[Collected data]
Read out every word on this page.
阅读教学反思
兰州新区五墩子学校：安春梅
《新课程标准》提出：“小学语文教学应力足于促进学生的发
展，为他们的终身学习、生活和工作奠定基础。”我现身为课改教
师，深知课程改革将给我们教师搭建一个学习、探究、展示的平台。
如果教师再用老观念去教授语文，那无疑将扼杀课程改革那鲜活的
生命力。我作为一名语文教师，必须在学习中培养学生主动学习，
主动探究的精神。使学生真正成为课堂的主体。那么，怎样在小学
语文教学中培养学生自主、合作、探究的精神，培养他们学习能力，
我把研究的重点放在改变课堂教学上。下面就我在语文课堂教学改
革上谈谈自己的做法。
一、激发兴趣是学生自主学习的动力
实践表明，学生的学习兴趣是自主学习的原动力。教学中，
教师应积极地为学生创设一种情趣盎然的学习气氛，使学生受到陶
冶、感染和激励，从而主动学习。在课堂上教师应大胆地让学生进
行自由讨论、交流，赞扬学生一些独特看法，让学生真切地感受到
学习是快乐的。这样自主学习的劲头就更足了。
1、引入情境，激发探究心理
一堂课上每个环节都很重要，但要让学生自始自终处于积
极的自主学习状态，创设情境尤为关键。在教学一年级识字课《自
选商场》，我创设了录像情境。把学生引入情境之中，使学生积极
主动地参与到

__Instructions to follow__: Repeat all the entries exactly as given.

__The response__:
Read out every word on this page.
阅读教学反思
兰州新区五墩子学校：安春梅
《新课程标准》提出：“小学语文教学应力足于促进学生的发
展，为他们的终身学习、生活和工作奠定基础。”我现身为课改教
师，深知课程改革将给我们教师搭建一个学习、探究、展示的平台。
如果教师再用老观念去教授语文，那无疑将扼杀课程改革那鲜活的
生命力。我作为一名语文教师，必须在学习中培养学生主动学习，
主动探究的精神。使学生真正成为课堂的主体。那么，怎样在小学
语文教学中培养学生自主、合作、探究的精神，培养他们学习能力，
我把研究的重点放在改变课堂教学上。下面就我在语文课堂教学改
革上谈谈自己的做法。
一、激发兴趣是学生自主学习的动力
实践表明，学生的学习兴趣是自主学习的原动力。教学中，
教师应积极地为学生创设一种情趣盎然的学习气氛，使学生受到陶
冶、感染和激励，从而主动学习。在课堂上教师应大胆地让学生进
行自由讨论、交流，赞扬学生一些独特看法，让学生真切地感受到
学习是快乐的。这样自主学习的劲头就更足了。
1、引入情境，激发探究心理
一堂课上每个环节都很重要，但要让学生自始自终处于积
极的自主学习状态，创设情境尤为关键。在教学一年级识字课《自
选商场》，我创设了录像情境。把学生引入情境之中，使学生积极
主动地参与到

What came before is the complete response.